Present every line in which the string "into" appears.
--- START OF DATASET ENTRIES ---
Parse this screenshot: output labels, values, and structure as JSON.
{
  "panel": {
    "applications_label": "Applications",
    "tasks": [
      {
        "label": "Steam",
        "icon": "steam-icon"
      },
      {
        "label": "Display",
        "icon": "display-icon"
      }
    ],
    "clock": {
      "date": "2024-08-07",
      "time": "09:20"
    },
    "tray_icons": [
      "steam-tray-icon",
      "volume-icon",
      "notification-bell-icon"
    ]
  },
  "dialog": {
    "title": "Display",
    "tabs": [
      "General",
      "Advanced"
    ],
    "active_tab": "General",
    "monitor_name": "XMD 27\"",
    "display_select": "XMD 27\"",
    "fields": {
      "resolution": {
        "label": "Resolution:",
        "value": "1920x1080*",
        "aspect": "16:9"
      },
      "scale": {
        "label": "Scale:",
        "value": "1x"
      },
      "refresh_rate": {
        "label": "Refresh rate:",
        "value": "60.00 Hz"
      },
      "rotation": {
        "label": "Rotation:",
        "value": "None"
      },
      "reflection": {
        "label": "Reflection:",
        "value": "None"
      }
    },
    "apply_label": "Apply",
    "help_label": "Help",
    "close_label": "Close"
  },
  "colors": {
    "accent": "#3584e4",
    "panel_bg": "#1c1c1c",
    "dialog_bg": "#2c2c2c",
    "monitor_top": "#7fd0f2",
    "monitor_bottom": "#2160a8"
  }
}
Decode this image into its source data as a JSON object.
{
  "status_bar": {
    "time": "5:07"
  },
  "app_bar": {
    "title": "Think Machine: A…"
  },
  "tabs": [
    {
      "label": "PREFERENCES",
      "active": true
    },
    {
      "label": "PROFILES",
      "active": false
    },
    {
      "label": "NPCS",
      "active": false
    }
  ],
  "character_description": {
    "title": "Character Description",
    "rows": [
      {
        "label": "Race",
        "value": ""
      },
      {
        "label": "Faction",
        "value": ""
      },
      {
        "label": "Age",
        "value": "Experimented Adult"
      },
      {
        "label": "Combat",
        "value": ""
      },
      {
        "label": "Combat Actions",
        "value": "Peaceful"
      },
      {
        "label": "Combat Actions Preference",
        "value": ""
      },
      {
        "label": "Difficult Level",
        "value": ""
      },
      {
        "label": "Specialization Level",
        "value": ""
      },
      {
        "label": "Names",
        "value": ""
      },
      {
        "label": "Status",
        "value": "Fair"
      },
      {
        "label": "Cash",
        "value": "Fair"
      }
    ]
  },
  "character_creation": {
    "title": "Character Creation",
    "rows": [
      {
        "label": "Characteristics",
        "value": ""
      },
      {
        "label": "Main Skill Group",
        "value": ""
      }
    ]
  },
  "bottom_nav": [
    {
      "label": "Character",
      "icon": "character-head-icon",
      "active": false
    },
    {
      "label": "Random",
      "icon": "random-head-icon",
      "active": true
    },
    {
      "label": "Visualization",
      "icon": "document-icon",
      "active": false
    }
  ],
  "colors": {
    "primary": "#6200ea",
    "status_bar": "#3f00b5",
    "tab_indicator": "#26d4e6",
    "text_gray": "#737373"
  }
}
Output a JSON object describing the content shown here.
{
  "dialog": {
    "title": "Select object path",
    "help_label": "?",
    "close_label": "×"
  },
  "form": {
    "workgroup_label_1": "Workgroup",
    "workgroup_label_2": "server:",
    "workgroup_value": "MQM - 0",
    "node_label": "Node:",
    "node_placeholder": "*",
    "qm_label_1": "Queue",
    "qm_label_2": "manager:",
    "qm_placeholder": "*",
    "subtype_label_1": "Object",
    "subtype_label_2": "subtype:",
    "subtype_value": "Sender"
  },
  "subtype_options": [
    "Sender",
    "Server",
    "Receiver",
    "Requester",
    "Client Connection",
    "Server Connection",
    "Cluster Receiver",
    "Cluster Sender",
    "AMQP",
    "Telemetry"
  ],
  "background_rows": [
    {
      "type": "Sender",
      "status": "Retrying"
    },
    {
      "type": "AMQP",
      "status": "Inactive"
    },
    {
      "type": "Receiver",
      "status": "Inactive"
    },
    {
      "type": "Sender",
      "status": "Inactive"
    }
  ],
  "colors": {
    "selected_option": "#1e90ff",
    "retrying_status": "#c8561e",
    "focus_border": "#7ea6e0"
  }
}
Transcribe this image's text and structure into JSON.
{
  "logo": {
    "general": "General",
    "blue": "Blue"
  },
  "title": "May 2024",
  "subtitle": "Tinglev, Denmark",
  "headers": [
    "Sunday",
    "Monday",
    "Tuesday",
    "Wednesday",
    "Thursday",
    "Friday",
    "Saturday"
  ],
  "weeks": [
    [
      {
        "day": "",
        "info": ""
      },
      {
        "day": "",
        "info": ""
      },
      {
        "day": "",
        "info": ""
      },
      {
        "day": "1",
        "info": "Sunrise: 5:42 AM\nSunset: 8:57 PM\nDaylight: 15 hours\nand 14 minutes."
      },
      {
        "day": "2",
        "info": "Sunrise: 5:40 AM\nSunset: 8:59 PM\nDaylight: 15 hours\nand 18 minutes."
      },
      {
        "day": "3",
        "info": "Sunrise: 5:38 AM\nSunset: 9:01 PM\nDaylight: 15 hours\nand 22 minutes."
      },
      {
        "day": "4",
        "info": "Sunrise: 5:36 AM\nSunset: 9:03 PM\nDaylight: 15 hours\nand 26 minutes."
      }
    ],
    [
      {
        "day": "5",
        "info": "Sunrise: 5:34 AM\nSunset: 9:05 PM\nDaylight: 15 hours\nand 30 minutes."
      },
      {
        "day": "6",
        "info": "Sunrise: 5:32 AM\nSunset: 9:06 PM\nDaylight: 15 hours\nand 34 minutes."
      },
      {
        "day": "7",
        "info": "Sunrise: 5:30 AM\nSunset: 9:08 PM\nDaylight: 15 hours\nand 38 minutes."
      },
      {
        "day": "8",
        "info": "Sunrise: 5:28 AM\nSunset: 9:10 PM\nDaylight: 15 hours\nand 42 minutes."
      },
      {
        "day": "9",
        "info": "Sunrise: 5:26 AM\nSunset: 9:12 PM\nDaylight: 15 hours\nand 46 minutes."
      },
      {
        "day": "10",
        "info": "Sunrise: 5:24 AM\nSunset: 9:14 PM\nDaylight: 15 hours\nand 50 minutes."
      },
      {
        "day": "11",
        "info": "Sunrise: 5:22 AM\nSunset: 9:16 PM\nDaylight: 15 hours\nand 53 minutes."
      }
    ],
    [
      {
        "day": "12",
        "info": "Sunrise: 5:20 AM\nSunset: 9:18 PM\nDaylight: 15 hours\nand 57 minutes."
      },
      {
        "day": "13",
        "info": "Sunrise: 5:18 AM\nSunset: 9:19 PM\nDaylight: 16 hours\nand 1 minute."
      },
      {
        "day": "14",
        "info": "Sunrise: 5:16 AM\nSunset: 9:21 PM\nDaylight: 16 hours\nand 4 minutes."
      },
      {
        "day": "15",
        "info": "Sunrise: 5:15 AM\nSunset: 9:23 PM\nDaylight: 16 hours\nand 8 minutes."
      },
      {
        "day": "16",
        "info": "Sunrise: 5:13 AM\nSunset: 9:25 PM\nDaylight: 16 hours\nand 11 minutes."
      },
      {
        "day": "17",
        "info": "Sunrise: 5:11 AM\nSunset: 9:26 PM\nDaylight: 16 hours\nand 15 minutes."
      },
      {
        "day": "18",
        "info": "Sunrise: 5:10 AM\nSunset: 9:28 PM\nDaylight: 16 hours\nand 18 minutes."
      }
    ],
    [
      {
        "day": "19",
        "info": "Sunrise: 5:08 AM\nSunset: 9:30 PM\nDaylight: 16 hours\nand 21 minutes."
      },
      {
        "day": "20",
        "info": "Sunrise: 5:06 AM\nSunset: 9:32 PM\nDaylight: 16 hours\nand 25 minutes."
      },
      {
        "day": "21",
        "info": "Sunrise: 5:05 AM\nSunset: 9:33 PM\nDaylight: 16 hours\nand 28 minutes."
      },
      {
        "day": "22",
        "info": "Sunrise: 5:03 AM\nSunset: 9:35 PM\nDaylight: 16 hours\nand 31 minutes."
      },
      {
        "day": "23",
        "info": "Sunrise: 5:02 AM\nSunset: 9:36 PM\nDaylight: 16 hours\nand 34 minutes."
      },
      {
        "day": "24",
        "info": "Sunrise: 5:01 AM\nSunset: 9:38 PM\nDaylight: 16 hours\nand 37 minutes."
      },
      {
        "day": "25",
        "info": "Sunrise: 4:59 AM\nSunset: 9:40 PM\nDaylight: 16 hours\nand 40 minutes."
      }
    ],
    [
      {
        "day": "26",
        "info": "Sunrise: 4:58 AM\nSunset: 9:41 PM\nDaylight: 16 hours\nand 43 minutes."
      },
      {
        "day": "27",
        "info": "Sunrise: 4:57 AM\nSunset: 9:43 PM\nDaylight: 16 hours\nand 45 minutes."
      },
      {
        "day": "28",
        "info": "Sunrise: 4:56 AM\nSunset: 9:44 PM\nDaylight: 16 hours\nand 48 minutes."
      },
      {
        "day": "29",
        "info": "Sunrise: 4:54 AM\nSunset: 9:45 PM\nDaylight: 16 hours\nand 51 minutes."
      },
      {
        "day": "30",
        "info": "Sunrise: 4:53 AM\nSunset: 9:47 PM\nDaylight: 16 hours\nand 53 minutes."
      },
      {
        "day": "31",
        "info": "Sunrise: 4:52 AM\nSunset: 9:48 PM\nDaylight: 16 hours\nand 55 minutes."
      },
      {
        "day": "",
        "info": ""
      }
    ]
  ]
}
--- END OF DATASET ENTRIES ---
CORRECT RESPONSE:
Decode this image into its source data as a JSON object.
Transcribe this image's text and structure into JSON.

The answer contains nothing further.